Copy the material below word for word, keeping every line as it appears.

• [Extracted material]:
--

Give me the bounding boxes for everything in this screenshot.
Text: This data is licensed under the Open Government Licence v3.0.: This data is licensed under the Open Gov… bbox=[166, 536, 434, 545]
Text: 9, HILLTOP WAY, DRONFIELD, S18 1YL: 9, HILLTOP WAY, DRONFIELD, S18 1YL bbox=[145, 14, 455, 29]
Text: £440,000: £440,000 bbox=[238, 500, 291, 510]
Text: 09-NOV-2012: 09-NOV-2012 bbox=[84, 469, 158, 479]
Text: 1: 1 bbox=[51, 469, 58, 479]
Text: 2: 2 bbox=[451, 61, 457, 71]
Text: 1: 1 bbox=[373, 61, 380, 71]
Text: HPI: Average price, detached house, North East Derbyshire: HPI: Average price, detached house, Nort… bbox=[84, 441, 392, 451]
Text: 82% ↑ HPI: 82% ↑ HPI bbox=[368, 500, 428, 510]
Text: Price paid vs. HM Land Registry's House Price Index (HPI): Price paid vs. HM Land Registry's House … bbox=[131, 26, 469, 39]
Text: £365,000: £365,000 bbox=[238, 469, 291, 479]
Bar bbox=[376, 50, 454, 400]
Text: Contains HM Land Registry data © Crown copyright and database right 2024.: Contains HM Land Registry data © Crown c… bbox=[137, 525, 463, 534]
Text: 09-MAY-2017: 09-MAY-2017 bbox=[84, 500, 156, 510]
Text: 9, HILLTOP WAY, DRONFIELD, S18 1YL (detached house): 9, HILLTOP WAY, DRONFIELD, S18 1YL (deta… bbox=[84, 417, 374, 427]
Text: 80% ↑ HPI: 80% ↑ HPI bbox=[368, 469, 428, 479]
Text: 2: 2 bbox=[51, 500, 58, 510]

--

• [Output]:
Give me the bounding boxes for everything in this screenshot.
Text: This data is licensed under the Open Government Licence v3.0.: This data is licensed under the Open Gov… bbox=[166, 536, 434, 545]
Text: 9, HILLTOP WAY, DRONFIELD, S18 1YL: 9, HILLTOP WAY, DRONFIELD, S18 1YL bbox=[145, 14, 455, 29]
Text: £440,000: £440,000 bbox=[238, 500, 291, 510]
Text: 09-NOV-2012: 09-NOV-2012 bbox=[84, 469, 158, 479]
Text: 1: 1 bbox=[51, 469, 58, 479]
Text: 2: 2 bbox=[451, 61, 457, 71]
Text: 1: 1 bbox=[373, 61, 380, 71]
Text: HPI: Average price, detached house, North East Derbyshire: HPI: Average price, detached house, Nort… bbox=[84, 441, 392, 451]
Text: 82% ↑ HPI: 82% ↑ HPI bbox=[368, 500, 428, 510]
Text: Price paid vs. HM Land Registry's House Price Index (HPI): Price paid vs. HM Land Registry's House … bbox=[131, 26, 469, 39]
Text: £365,000: £365,000 bbox=[238, 469, 291, 479]
Bar bbox=[376, 50, 454, 400]
Text: Contains HM Land Registry data © Crown copyright and database right 2024.: Contains HM Land Registry data © Crown c… bbox=[137, 525, 463, 534]
Text: 09-MAY-2017: 09-MAY-2017 bbox=[84, 500, 156, 510]
Text: 9, HILLTOP WAY, DRONFIELD, S18 1YL (detached house): 9, HILLTOP WAY, DRONFIELD, S18 1YL (deta… bbox=[84, 417, 374, 427]
Text: 80% ↑ HPI: 80% ↑ HPI bbox=[368, 469, 428, 479]
Text: 2: 2 bbox=[51, 500, 58, 510]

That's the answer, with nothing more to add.